Goal –
Write out every single entry exactly.

Supplied material –
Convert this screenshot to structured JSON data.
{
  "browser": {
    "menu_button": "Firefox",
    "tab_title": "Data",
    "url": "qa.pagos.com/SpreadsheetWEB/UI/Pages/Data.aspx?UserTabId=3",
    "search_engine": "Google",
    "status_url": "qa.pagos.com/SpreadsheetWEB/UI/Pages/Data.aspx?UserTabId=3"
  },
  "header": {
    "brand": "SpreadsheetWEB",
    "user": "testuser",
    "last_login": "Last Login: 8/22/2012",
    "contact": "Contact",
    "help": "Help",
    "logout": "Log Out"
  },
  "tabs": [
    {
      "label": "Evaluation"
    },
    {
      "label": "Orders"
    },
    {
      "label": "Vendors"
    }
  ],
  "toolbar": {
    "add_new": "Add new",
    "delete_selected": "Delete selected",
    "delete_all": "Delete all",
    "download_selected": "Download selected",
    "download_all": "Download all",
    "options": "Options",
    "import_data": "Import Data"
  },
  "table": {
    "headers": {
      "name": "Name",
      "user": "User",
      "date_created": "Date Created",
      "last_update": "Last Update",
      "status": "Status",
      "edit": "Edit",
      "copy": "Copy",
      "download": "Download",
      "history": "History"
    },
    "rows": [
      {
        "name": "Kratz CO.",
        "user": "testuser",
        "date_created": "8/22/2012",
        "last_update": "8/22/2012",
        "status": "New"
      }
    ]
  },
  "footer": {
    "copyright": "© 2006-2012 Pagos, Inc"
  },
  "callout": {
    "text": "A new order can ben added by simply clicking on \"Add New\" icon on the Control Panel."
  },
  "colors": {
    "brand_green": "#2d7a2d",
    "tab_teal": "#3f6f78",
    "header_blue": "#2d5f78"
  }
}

Written reply –
Convert this screenshot to structured JSON data.
{
  "browser": {
    "menu_button": "Firefox",
    "tab_title": "Data",
    "url": "qa.pagos.com/SpreadsheetWEB/UI/Pages/Data.aspx?UserTabId=3",
    "search_engine": "Google",
    "status_url": "qa.pagos.com/SpreadsheetWEB/UI/Pages/Data.aspx?UserTabId=3"
  },
  "header": {
    "brand": "SpreadsheetWEB",
    "user": "testuser",
    "last_login": "Last Login: 8/22/2012",
    "contact": "Contact",
    "help": "Help",
    "logout": "Log Out"
  },
  "tabs": [
    {
      "label": "Evaluation"
    },
    {
      "label": "Orders"
    },
    {
      "label": "Vendors"
    }
  ],
  "toolbar": {
    "add_new": "Add new",
    "delete_selected": "Delete selected",
    "delete_all": "Delete all",
    "download_selected": "Download selected",
    "download_all": "Download all",
    "options": "Options",
    "import_data": "Import Data"
  },
  "table": {
    "headers": {
      "name": "Name",
      "user": "User",
      "date_created": "Date Created",
      "last_update": "Last Update",
      "status": "Status",
      "edit": "Edit",
      "copy": "Copy",
      "download": "Download",
      "history": "History"
    },
    "rows": [
      {
        "name": "Kratz CO.",
        "user": "testuser",
        "date_created": "8/22/2012",
        "last_update": "8/22/2012",
        "status": "New"
      }
    ]
  },
  "footer": {
    "copyright": "© 2006-2012 Pagos, Inc"
  },
  "callout": {
    "text": "A new order can ben added by simply clicking on \"Add New\" icon on the Control Panel."
  },
  "colors": {
    "brand_green": "#2d7a2d",
    "tab_teal": "#3f6f78",
    "header_blue": "#2d5f78"
  }
}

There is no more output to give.